- [EXERCISE REQUIREMENTS]: Return the full material exactly.

- [RECORD EXTRACTS]:
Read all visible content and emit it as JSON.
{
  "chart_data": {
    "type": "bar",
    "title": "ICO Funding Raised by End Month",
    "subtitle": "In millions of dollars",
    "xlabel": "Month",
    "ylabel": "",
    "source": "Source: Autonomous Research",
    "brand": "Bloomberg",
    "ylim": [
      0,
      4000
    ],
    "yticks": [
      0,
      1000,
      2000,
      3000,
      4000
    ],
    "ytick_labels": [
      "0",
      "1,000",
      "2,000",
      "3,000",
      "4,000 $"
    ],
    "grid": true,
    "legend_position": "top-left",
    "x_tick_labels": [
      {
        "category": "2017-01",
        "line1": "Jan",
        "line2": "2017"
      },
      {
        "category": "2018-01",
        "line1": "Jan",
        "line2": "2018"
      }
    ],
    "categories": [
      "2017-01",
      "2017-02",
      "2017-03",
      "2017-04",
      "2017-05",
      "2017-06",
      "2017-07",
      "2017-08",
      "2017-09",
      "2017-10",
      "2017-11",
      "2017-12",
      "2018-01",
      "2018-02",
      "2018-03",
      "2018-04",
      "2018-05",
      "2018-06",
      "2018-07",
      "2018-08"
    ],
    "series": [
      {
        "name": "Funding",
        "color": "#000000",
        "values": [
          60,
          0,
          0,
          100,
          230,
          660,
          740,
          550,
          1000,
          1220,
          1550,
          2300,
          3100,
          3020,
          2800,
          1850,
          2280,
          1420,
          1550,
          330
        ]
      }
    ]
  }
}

- [ANSWER TO THIS PROBLEM]:
Read all visible content and emit it as JSON.
{
  "chart_data": {
    "type": "bar",
    "title": "ICO Funding Raised by End Month",
    "subtitle": "In millions of dollars",
    "xlabel": "Month",
    "ylabel": "",
    "source": "Source: Autonomous Research",
    "brand": "Bloomberg",
    "ylim": [
      0,
      4000
    ],
    "yticks": [
      0,
      1000,
      2000,
      3000,
      4000
    ],
    "ytick_labels": [
      "0",
      "1,000",
      "2,000",
      "3,000",
      "4,000 $"
    ],
    "grid": true,
    "legend_position": "top-left",
    "x_tick_labels": [
      {
        "category": "2017-01",
        "line1": "Jan",
        "line2": "2017"
      },
      {
        "category": "2018-01",
        "line1": "Jan",
        "line2": "2018"
      }
    ],
    "categories": [
      "2017-01",
      "2017-02",
      "2017-03",
      "2017-04",
      "2017-05",
      "2017-06",
      "2017-07",
      "2017-08",
      "2017-09",
      "2017-10",
      "2017-11",
      "2017-12",
      "2018-01",
      "2018-02",
      "2018-03",
      "2018-04",
      "2018-05",
      "2018-06",
      "2018-07",
      "2018-08"
    ],
    "series": [
      {
        "name": "Funding",
        "color": "#000000",
        "values": [
          60,
          0,
          0,
          100,
          230,
          660,
          740,
          550,
          1000,
          1220,
          1550,
          2300,
          3100,
          3020,
          2800,
          1850,
          2280,
          1420,
          1550,
          330
        ]
      }
    ]
  }
}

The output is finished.